- [TASK TO CARRY OUT] Quote, without change, all of the lines that follow.

- [DATA EXTRACT]
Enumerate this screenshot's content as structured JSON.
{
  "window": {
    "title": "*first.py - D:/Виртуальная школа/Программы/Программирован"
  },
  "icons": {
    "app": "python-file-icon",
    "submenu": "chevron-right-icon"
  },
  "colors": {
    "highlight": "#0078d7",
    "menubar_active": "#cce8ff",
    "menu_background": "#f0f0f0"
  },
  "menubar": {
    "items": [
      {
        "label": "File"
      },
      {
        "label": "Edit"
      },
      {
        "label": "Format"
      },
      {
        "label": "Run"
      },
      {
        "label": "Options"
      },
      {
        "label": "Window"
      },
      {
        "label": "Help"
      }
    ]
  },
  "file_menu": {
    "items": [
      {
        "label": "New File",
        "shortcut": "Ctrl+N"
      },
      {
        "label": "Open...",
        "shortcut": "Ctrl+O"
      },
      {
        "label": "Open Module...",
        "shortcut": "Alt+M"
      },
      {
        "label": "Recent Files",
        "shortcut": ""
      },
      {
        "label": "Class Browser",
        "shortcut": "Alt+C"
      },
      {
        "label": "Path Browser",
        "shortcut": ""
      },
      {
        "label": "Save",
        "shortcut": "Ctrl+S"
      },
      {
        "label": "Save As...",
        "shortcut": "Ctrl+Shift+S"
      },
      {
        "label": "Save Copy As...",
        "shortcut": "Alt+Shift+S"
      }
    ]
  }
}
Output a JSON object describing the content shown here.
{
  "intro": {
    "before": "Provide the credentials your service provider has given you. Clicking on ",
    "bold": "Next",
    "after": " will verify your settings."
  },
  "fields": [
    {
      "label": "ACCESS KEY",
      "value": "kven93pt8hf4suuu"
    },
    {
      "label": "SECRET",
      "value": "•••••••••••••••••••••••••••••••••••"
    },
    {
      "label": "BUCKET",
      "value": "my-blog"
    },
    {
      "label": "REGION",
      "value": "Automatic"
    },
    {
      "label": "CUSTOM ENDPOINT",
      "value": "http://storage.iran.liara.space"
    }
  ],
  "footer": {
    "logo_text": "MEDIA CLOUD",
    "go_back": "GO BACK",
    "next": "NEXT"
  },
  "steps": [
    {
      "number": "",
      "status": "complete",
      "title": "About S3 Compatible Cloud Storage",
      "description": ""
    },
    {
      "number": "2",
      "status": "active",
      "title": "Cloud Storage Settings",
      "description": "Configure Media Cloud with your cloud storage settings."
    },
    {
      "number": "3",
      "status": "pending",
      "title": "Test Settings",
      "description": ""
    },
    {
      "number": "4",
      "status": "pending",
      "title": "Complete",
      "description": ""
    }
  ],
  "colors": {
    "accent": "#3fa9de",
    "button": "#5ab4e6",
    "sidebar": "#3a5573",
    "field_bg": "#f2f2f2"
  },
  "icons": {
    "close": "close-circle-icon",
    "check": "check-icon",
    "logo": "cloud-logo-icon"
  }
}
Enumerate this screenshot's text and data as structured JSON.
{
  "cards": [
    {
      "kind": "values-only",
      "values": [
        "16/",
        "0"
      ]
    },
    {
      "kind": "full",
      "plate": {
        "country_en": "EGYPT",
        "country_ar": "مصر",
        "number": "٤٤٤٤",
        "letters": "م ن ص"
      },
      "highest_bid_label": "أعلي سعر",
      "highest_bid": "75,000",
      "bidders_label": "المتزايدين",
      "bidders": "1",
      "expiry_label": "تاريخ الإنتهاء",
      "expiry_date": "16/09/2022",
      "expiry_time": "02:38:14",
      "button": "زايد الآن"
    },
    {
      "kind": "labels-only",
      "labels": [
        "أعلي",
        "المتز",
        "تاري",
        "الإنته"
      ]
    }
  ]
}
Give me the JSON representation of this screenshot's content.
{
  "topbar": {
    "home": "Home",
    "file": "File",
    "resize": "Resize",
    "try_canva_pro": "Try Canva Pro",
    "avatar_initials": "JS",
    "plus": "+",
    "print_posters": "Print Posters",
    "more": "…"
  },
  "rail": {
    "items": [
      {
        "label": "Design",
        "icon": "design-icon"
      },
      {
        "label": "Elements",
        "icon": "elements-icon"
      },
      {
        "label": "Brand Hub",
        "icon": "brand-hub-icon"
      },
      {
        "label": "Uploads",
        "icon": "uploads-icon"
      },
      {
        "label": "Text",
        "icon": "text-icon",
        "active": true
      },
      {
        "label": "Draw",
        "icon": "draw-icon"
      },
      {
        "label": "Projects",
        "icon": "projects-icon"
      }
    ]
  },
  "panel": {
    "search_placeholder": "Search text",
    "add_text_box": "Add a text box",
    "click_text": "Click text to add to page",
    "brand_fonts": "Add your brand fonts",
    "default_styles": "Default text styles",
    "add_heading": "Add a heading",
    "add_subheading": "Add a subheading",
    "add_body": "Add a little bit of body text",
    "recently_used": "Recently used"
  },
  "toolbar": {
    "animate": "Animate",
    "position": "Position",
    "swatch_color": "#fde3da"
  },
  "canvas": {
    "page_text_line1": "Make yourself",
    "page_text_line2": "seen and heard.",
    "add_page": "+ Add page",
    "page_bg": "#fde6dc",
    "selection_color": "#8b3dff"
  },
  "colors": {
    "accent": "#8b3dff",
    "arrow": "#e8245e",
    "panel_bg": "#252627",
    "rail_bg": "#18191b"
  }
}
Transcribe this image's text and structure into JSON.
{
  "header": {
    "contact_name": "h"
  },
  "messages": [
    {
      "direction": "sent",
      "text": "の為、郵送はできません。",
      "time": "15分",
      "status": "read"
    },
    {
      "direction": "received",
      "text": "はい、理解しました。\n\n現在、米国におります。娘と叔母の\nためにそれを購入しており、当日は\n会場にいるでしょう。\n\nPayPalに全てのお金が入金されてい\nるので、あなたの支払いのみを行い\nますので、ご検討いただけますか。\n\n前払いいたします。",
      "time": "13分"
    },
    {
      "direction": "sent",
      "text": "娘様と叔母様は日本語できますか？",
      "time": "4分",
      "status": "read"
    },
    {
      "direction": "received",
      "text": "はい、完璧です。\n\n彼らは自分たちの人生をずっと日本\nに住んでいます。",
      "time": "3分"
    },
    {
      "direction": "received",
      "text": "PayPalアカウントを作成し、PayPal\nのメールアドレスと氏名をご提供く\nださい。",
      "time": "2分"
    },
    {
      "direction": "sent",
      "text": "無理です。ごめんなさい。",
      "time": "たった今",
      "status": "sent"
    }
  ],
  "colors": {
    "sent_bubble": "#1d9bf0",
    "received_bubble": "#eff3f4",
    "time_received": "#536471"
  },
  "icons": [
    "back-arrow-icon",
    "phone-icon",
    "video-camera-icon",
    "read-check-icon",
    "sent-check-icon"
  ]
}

- [WORKED SOLUTION]
Enumerate this screenshot's content as structured JSON.
{
  "window": {
    "title": "*first.py - D:/Виртуальная школа/Программы/Программирован"
  },
  "icons": {
    "app": "python-file-icon",
    "submenu": "chevron-right-icon"
  },
  "colors": {
    "highlight": "#0078d7",
    "menubar_active": "#cce8ff",
    "menu_background": "#f0f0f0"
  },
  "menubar": {
    "items": [
      {
        "label": "File"
      },
      {
        "label": "Edit"
      },
      {
        "label": "Format"
      },
      {
        "label": "Run"
      },
      {
        "label": "Options"
      },
      {
        "label": "Window"
      },
      {
        "label": "Help"
      }
    ]
  },
  "file_menu": {
    "items": [
      {
        "label": "New File",
        "shortcut": "Ctrl+N"
      },
      {
        "label": "Open...",
        "shortcut": "Ctrl+O"
      },
      {
        "label": "Open Module...",
        "shortcut": "Alt+M"
      },
      {
        "label": "Recent Files",
        "shortcut": ""
      },
      {
        "label": "Class Browser",
        "shortcut": "Alt+C"
      },
      {
        "label": "Path Browser",
        "shortcut": ""
      },
      {
        "label": "Save",
        "shortcut": "Ctrl+S"
      },
      {
        "label": "Save As...",
        "shortcut": "Ctrl+Shift+S"
      },
      {
        "label": "Save Copy As...",
        "shortcut": "Alt+Shift+S"
      }
    ]
  }
}
Output a JSON object describing the content shown here.
{
  "intro": {
    "before": "Provide the credentials your service provider has given you. Clicking on ",
    "bold": "Next",
    "after": " will verify your settings."
  },
  "fields": [
    {
      "label": "ACCESS KEY",
      "value": "kven93pt8hf4suuu"
    },
    {
      "label": "SECRET",
      "value": "•••••••••••••••••••••••••••••••••••"
    },
    {
      "label": "BUCKET",
      "value": "my-blog"
    },
    {
      "label": "REGION",
      "value": "Automatic"
    },
    {
      "label": "CUSTOM ENDPOINT",
      "value": "http://storage.iran.liara.space"
    }
  ],
  "footer": {
    "logo_text": "MEDIA CLOUD",
    "go_back": "GO BACK",
    "next": "NEXT"
  },
  "steps": [
    {
      "number": "",
      "status": "complete",
      "title": "About S3 Compatible Cloud Storage",
      "description": ""
    },
    {
      "number": "2",
      "status": "active",
      "title": "Cloud Storage Settings",
      "description": "Configure Media Cloud with your cloud storage settings."
    },
    {
      "number": "3",
      "status": "pending",
      "title": "Test Settings",
      "description": ""
    },
    {
      "number": "4",
      "status": "pending",
      "title": "Complete",
      "description": ""
    }
  ],
  "colors": {
    "accent": "#3fa9de",
    "button": "#5ab4e6",
    "sidebar": "#3a5573",
    "field_bg": "#f2f2f2"
  },
  "icons": {
    "close": "close-circle-icon",
    "check": "check-icon",
    "logo": "cloud-logo-icon"
  }
}
Enumerate this screenshot's text and data as structured JSON.
{
  "cards": [
    {
      "kind": "values-only",
      "values": [
        "16/",
        "0"
      ]
    },
    {
      "kind": "full",
      "plate": {
        "country_en": "EGYPT",
        "country_ar": "مصر",
        "number": "٤٤٤٤",
        "letters": "م ن ص"
      },
      "highest_bid_label": "أعلي سعر",
      "highest_bid": "75,000",
      "bidders_label": "المتزايدين",
      "bidders": "1",
      "expiry_label": "تاريخ الإنتهاء",
      "expiry_date": "16/09/2022",
      "expiry_time": "02:38:14",
      "button": "زايد الآن"
    },
    {
      "kind": "labels-only",
      "labels": [
        "أعلي",
        "المتز",
        "تاري",
        "الإنته"
      ]
    }
  ]
}
Give me the JSON representation of this screenshot's content.
{
  "topbar": {
    "home": "Home",
    "file": "File",
    "resize": "Resize",
    "try_canva_pro": "Try Canva Pro",
    "avatar_initials": "JS",
    "plus": "+",
    "print_posters": "Print Posters",
    "more": "…"
  },
  "rail": {
    "items": [
      {
        "label": "Design",
        "icon": "design-icon"
      },
      {
        "label": "Elements",
        "icon": "elements-icon"
      },
      {
        "label": "Brand Hub",
        "icon": "brand-hub-icon"
      },
      {
        "label": "Uploads",
        "icon": "uploads-icon"
      },
      {
        "label": "Text",
        "icon": "text-icon",
        "active": true
      },
      {
        "label": "Draw",
        "icon": "draw-icon"
      },
      {
        "label": "Projects",
        "icon": "projects-icon"
      }
    ]
  },
  "panel": {
    "search_placeholder": "Search text",
    "add_text_box": "Add a text box",
    "click_text": "Click text to add to page",
    "brand_fonts": "Add your brand fonts",
    "default_styles": "Default text styles",
    "add_heading": "Add a heading",
    "add_subheading": "Add a subheading",
    "add_body": "Add a little bit of body text",
    "recently_used": "Recently used"
  },
  "toolbar": {
    "animate": "Animate",
    "position": "Position",
    "swatch_color": "#fde3da"
  },
  "canvas": {
    "page_text_line1": "Make yourself",
    "page_text_line2": "seen and heard.",
    "add_page": "+ Add page",
    "page_bg": "#fde6dc",
    "selection_color": "#8b3dff"
  },
  "colors": {
    "accent": "#8b3dff",
    "arrow": "#e8245e",
    "panel_bg": "#252627",
    "rail_bg": "#18191b"
  }
}
Transcribe this image's text and structure into JSON.
{
  "header": {
    "contact_name": "h"
  },
  "messages": [
    {
      "direction": "sent",
      "text": "の為、郵送はできません。",
      "time": "15分",
      "status": "read"
    },
    {
      "direction": "received",
      "text": "はい、理解しました。\n\n現在、米国におります。娘と叔母の\nためにそれを購入しており、当日は\n会場にいるでしょう。\n\nPayPalに全てのお金が入金されてい\nるので、あなたの支払いのみを行い\nますので、ご検討いただけますか。\n\n前払いいたします。",
      "time": "13分"
    },
    {
      "direction": "sent",
      "text": "娘様と叔母様は日本語できますか？",
      "time": "4分",
      "status": "read"
    },
    {
      "direction": "received",
      "text": "はい、完璧です。\n\n彼らは自分たちの人生をずっと日本\nに住んでいます。",
      "time": "3分"
    },
    {
      "direction": "received",
      "text": "PayPalアカウントを作成し、PayPal\nのメールアドレスと氏名をご提供く\nださい。",
      "time": "2分"
    },
    {
      "direction": "sent",
      "text": "無理です。ごめんなさい。",
      "time": "たった今",
      "status": "sent"
    }
  ],
  "colors": {
    "sent_bubble": "#1d9bf0",
    "received_bubble": "#eff3f4",
    "time_received": "#536471"
  },
  "icons": [
    "back-arrow-icon",
    "phone-icon",
    "video-camera-icon",
    "read-check-icon",
    "sent-check-icon"
  ]
}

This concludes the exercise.